List of tasks:
a. In the passage on the soul, what word did Western philosophy gradually abandon, and what words took its place?
b. Do these statements agree with the passage on the soul? Answer yes or no for each, and quote the deciding words.
(i) Religious Jews recite the prayer about the soul when they wake up.
(ii) Judaism and Christianity went far in the direction of the inward gaze.
(iii) The demise of the unified self was sudden.

Passage shown:
──────

And all Your ages are appointed [ord]ered in all their details.
(1QH a Thanksgiving Hymns col 5:35–37)
And what God breathes in at the beginning of a person’s life, He logically must take back at the end. Religious Jews recite this brief prayer upon awakening:
My God, the soul (neshamah) that You have put inside me is pure. You created it, shaped it, and breathed it into me, and You are preserving it within me, and You will take it from me and return it to me in the Age to Come. So long as the soul is within me, I will thank You, O my Lord God and God of my fathers, Master of all beings, lord of all souls. Blessed are You, Lord, who restores souls to dead corpses.
Truth or Fiction?
Was this new kind of soul a discovery or an invention? This is ultimately the question raised by this chapter.
It was suggested above that the gradual emergence of the soul came about more or less in tandem with the gradual abstraction and re-understanding of God: He no longer stood just over there, behind the curtain separating ordinary from extraordinary reality. Now, He was the God, the only one, and of necessity, He became a huge, cosmic deity, looking down from the heights of heaven, until finally, He was simply everywhere all at once, like the air we breathe. But “everywhere” is a kind of nowhere, abstract and therefore remote; God needed to be sought out. Late at night, one could turn to this soul and feel what was truly real, in an entirely different register—not the variegated, inviting world of the sun, but the stark moonscape of the soul, where what is ultimate is also proximate, and the things of this world dissolve into a wholly different kind of being.
Was this merely self-delusion? A theme throughout this book has been that the “self” is itself a construct, and one whose nature (either utterly overshadowed, or semipermeable, or the battleground between good and evil, or a little door inside leading Outward) had been, from the very beginning, closely linked to the way human beings construed their encounter with the undifferentiated Outside. Western philosophy gradually abandoned the ethereal word “soul” in favor of “mind” or “self”; but today, thanks not only to neuroscience but to contemporary philosophy as well, the self is in trouble. “Its demise was gradual, but by the end of the twentieth century the unified self had died the death if not of a thousand qualifications, then of a thousand hyphenations.”42 In its place has come . . . well, nothing in particular. Our notions of ownership of, and identification with, a self are now widely considered the product of human evolution, created to serve the overall goal of survival. But whatever the self’s lack of physiological reality may prove, our sense of self is certainly real; as one contemporary writer has comfortingly observed, “To have a sense of X doesn’t necessarily entail that X exists.”43
This brings us back to the particular construction of self which, as we have seen, began to emerge in later biblical times. Its stark inner landscape, a place of heightened reality, opened the way to God. It was thus a kind of ever-present, vital possibility: a little bit of enabling legislation. And surely it had cognates elsewhere in the world: Hinduism, Buddhism, are altogether focused on the inward gaze, their spiritual exercises (prominently meditation) aimed at its cultivation. But Judaism, and later Christianity, never went far in that direction. In both religions, the ultimate reality still lies outside the human being: God stands apart and away, as if to say that, in the end, man is not the whole point, but that the inward turn ultimately leads outward, to a divine reality beyond oneself.

──────

Data:

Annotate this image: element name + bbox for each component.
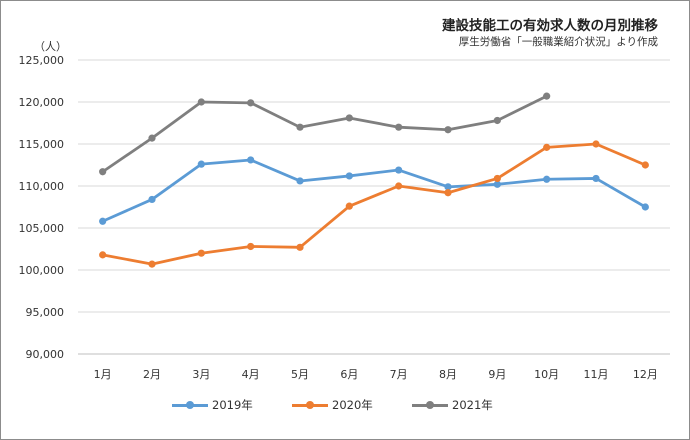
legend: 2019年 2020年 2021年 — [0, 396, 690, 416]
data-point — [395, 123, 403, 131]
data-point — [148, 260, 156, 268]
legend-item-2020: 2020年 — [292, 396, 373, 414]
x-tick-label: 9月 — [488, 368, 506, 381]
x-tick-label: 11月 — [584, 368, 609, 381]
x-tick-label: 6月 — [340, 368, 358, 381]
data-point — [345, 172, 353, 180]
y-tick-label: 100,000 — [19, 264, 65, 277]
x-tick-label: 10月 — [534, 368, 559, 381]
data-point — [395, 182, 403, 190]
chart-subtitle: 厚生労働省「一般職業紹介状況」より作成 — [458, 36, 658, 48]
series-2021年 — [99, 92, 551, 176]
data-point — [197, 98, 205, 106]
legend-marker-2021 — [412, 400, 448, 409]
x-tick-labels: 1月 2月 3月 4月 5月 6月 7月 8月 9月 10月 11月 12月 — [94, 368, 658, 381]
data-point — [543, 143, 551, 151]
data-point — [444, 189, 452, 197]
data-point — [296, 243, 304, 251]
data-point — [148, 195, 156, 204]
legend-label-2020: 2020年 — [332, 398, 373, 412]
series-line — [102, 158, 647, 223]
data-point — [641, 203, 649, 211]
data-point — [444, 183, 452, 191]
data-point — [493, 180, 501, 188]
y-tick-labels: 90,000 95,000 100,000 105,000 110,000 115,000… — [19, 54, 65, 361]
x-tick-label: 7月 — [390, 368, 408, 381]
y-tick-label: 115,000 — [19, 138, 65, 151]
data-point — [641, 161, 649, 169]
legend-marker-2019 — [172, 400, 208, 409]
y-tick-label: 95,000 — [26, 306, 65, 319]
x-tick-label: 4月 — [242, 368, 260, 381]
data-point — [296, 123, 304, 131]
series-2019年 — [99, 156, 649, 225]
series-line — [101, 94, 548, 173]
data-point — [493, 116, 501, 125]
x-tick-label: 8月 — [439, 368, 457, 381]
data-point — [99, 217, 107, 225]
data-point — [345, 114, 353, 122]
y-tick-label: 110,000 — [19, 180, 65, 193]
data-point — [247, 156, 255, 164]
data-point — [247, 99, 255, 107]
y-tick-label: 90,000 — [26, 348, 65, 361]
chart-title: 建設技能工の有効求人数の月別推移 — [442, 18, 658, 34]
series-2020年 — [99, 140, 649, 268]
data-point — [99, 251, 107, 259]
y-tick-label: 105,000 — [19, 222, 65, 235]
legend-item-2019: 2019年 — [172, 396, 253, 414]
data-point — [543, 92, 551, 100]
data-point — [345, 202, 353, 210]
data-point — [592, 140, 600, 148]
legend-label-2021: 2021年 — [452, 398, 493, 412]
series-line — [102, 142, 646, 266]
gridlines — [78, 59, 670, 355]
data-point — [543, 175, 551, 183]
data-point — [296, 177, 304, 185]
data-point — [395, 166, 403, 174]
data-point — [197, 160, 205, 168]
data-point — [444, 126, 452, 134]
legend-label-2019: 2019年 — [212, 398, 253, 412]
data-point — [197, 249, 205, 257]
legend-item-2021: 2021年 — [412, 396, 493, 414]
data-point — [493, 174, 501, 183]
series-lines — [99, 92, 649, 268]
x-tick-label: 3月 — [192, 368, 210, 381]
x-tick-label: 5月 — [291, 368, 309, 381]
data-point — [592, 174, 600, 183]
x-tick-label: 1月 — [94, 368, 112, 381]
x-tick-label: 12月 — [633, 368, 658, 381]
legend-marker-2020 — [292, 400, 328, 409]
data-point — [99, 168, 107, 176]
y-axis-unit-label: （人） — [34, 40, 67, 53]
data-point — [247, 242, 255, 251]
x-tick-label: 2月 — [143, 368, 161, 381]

──────

Solutions by task:
a. It abandoned "soul" in favor of "mind" or "self."

b.
(i) Yes: "Religious Jews recite this brief prayer upon awakening"
(ii) No: "But Judaism, and later Christianity, never went far in that direction."
(iii) No: "Its demise was gradual"